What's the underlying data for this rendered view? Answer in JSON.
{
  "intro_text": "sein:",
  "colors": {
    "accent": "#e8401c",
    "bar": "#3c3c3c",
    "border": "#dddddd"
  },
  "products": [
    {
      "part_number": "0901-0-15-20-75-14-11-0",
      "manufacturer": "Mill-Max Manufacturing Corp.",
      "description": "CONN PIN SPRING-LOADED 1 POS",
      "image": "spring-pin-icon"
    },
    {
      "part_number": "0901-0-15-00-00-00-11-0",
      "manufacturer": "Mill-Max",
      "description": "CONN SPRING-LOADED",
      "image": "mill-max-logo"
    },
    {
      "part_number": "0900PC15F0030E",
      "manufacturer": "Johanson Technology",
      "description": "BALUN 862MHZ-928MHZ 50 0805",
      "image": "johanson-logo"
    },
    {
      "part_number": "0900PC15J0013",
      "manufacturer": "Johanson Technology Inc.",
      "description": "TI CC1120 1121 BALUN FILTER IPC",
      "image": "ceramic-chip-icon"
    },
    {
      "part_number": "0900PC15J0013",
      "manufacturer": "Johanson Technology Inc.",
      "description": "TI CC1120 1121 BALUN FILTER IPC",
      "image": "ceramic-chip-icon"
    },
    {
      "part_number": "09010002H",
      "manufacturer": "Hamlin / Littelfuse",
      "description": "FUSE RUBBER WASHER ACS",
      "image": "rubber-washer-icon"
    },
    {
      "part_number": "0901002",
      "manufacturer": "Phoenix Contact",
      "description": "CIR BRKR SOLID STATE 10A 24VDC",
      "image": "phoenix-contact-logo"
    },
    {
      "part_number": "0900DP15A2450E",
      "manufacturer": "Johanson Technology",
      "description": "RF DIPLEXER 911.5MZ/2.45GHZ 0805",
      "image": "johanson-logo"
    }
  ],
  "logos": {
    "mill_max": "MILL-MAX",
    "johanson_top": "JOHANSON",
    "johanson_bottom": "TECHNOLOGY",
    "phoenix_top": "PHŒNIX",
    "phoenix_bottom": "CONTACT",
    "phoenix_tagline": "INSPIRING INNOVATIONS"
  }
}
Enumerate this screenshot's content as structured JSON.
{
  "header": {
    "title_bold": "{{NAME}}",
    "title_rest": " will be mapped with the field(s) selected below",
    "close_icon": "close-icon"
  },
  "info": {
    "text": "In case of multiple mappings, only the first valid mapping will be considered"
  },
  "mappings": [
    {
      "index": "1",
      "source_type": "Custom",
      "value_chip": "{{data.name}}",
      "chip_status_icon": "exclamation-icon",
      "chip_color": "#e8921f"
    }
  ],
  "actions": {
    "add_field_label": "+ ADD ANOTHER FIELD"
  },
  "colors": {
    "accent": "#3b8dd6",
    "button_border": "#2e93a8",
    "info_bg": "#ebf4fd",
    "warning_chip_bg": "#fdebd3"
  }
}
=====
- _GIVEN REQUEST_
Using the records above, list each line that includes "JSON".

- _RESPONSE FOR THIS EXERCISE_
What's the underlying data for this rendered view? Answer in JSON.
Enumerate this screenshot's content as structured JSON.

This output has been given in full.